- **What you should do**:
Find the word "kind" in the records below. List each line containing it.

═══ Data records ═══

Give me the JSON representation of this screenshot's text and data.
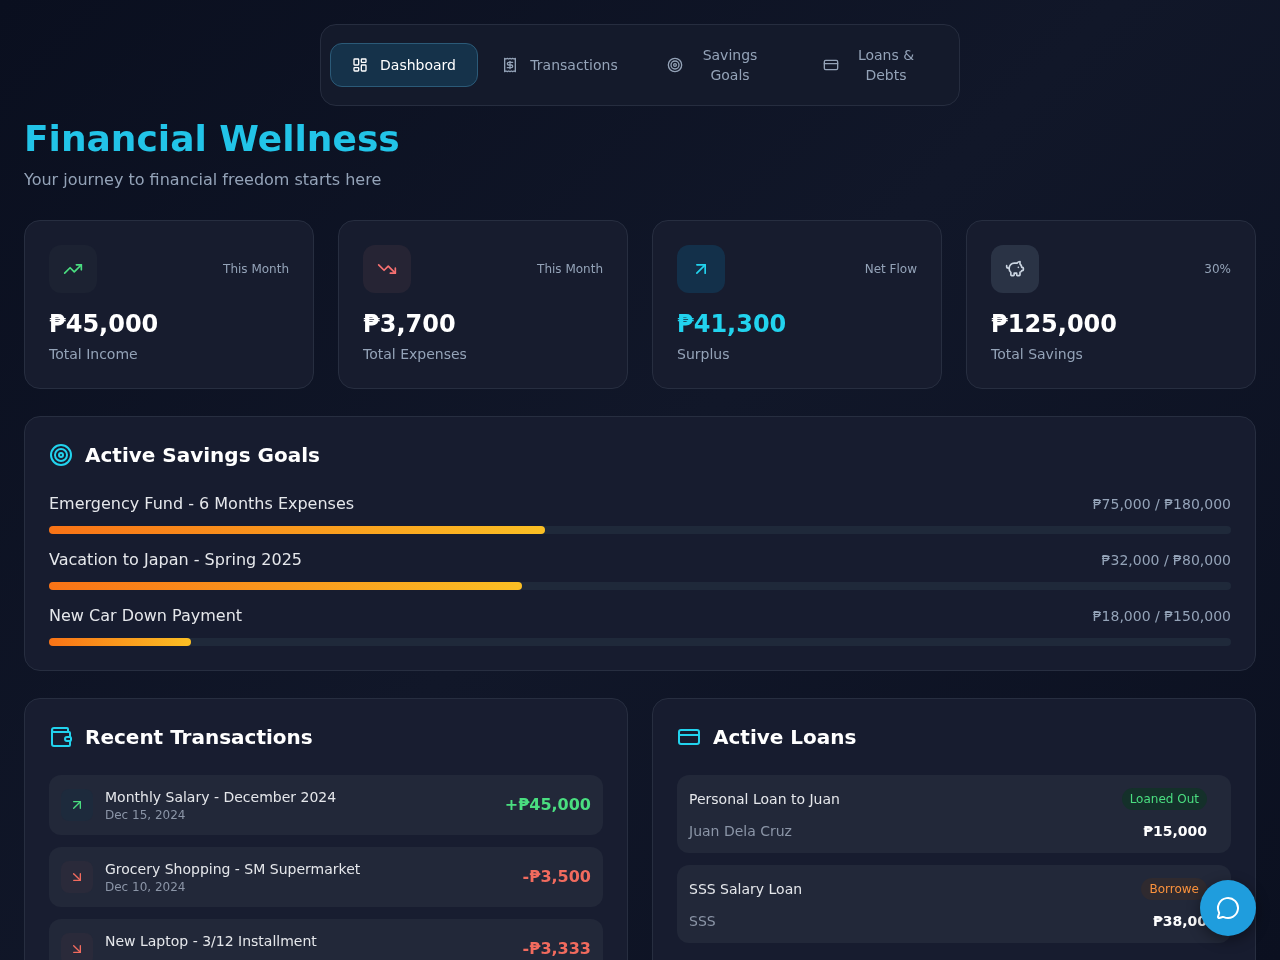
{
  "nav": {
    "tabs": [
      {
        "label": "Dashboard",
        "selected": true
      },
      {
        "label": "Transactions",
        "selected": false
      },
      {
        "label": "Savings Goals",
        "selected": false
      },
      {
        "label": "Loans & Debts",
        "selected": false
      }
    ]
  },
  "header": {
    "title": "Financial Wellness",
    "subtitle": "Your journey to financial freedom starts here"
  },
  "stats": [
    {
      "kind": "income",
      "caption": "This Month",
      "value": "₱45,000",
      "label": "Total Income"
    },
    {
      "kind": "expense",
      "caption": "This Month",
      "value": "₱3,700",
      "label": "Total Expenses"
    },
    {
      "kind": "surplus",
      "caption": "Net Flow",
      "value": "₱41,300",
      "label": "Surplus"
    },
    {
      "kind": "savings",
      "caption": "30%",
      "value": "₱125,000",
      "label": "Total Savings"
    }
  ],
  "savings_goals": {
    "title": "Active Savings Goals",
    "goals": [
      {
        "name": "Emergency Fund - 6 Months Expenses",
        "amount": "₱75,000 / ₱180,000",
        "level": 0.42
      },
      {
        "name": "Vacation to Japan - Spring 2025",
        "amount": "₱32,000 / ₱80,000",
        "level": 0.4
      },
      {
        "name": "New Car Down Payment",
        "amount": "₱18,000 / ₱150,000",
        "level": 0.12
      }
    ]
  },
  "recent_transactions": {
    "title": "Recent Transactions",
    "items": [
      {
        "kind": "income",
        "title": "Monthly Salary - December 2024",
        "date": "Dec 15, 2024",
        "amount": "+₱45,000"
      },
      {
        "kind": "expense",
        "title": "Grocery Shopping - SM Supermarket",
        "date": "Dec 10, 2024",
        "amount": "-₱3,500"
      },
      {
        "kind": "expense",
        "title": "New Laptop - 3/12 Installment",
        "amount": "-₱3,333"
      }
    ]
  },
  "active_loans": {
    "title": "Active Loans",
    "items": [
      {
        "kind": "loaned_out",
        "name": "Personal Loan to Juan",
        "badge": "Loaned Out",
        "person": "Juan Dela Cruz",
        "amount": "₱15,000"
      },
      {
        "kind": "borrowed",
        "name": "SSS Salary Loan",
        "badge": "Borrowe",
        "person": "SSS",
        "amount": "₱38,00"
      }
    ]
  }
}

═══

- **Answer for this exercise**:
      "kind": "income",
      "kind": "expense",
      "kind": "surplus",
      "kind": "savings",
        "kind": "income",
        "kind": "expense",
        "kind": "expense",
        "kind": "loaned_out",
        "kind": "borrowed",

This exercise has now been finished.